↓

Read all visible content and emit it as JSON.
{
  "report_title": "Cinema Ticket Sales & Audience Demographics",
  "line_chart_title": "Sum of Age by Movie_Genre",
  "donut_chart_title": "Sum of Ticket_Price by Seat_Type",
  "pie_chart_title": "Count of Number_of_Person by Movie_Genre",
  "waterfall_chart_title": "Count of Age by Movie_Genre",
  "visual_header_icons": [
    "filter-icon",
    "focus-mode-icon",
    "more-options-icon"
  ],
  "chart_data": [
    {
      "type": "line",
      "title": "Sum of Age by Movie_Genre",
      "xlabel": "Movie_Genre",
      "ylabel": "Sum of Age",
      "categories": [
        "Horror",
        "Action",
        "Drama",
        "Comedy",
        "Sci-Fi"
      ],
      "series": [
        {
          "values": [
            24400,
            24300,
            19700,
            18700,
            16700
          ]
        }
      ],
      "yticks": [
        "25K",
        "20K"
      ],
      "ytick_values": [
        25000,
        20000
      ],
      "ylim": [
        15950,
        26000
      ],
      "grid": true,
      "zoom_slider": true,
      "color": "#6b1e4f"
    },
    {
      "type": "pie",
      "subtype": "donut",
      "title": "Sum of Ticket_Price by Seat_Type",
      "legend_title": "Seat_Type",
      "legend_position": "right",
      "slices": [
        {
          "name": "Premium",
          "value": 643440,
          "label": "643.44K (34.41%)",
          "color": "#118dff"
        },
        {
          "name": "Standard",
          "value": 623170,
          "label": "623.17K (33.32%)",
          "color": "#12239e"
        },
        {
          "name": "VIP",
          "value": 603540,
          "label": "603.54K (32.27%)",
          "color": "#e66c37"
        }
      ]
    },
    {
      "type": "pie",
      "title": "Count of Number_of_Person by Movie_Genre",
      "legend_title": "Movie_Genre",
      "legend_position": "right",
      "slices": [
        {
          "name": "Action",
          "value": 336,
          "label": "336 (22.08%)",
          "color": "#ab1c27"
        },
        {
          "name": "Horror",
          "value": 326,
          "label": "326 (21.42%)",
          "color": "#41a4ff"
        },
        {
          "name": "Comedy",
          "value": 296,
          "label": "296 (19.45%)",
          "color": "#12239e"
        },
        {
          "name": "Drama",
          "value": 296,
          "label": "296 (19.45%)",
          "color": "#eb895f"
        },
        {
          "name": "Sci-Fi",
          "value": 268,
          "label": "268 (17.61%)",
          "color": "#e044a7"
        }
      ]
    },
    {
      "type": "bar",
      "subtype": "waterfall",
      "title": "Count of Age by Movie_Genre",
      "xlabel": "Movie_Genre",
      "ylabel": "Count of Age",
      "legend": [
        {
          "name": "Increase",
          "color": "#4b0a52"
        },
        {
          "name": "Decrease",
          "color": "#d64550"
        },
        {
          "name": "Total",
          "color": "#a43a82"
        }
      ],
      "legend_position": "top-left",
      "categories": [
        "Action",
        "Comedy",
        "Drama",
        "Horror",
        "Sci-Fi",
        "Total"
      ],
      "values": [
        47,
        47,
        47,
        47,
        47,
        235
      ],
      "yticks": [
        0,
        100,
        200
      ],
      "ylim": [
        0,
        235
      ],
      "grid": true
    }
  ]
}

↑
↓

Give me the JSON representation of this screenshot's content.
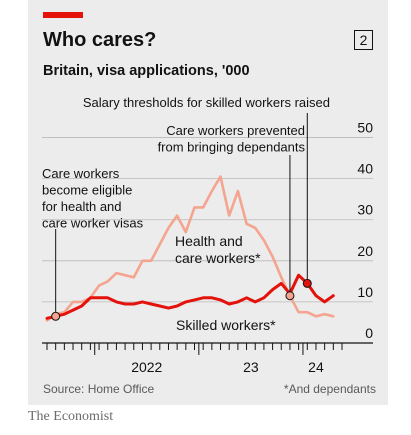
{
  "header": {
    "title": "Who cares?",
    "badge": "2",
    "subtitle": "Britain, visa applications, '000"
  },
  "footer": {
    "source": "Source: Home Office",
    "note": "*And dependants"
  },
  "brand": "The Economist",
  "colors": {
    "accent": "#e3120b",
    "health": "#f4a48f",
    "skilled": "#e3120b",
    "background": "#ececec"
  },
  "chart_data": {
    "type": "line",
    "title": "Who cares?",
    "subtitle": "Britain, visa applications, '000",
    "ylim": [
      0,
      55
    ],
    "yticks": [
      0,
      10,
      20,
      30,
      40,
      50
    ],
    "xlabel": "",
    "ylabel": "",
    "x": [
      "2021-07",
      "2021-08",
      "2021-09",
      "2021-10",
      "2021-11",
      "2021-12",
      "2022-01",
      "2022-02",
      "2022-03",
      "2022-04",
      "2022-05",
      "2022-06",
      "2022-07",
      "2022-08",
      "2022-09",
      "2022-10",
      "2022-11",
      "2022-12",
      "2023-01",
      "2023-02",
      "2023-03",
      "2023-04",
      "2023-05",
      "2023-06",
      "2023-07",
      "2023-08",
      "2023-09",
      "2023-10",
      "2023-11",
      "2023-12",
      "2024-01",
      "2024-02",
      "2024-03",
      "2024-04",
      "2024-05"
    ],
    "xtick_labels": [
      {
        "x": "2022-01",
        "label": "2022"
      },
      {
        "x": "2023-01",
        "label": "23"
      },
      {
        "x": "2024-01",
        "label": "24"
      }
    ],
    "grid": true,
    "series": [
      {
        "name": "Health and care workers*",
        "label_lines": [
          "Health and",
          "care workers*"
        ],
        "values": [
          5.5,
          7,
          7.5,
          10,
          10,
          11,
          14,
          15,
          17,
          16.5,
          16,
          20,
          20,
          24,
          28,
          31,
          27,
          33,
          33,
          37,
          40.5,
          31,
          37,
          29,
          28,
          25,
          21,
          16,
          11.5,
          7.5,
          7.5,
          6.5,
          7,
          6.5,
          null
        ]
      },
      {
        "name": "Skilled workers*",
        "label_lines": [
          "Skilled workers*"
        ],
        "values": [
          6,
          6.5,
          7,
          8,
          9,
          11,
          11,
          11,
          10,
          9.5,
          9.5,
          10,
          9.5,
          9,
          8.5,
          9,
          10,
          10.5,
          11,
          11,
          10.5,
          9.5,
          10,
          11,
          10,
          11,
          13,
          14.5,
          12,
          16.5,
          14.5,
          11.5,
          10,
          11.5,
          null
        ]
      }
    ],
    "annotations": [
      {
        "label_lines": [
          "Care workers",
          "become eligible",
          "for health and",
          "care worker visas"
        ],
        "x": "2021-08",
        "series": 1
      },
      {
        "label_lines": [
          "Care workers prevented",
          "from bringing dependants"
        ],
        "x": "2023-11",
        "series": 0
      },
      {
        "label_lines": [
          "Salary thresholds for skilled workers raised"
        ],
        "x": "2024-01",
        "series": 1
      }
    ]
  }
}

↑

Extract each line holding the string "Britain".

**EXPECTED OUTPUT**
    "subtitle": "Britain, visa applications, '000"
    "subtitle": "Britain, visa applications, '000",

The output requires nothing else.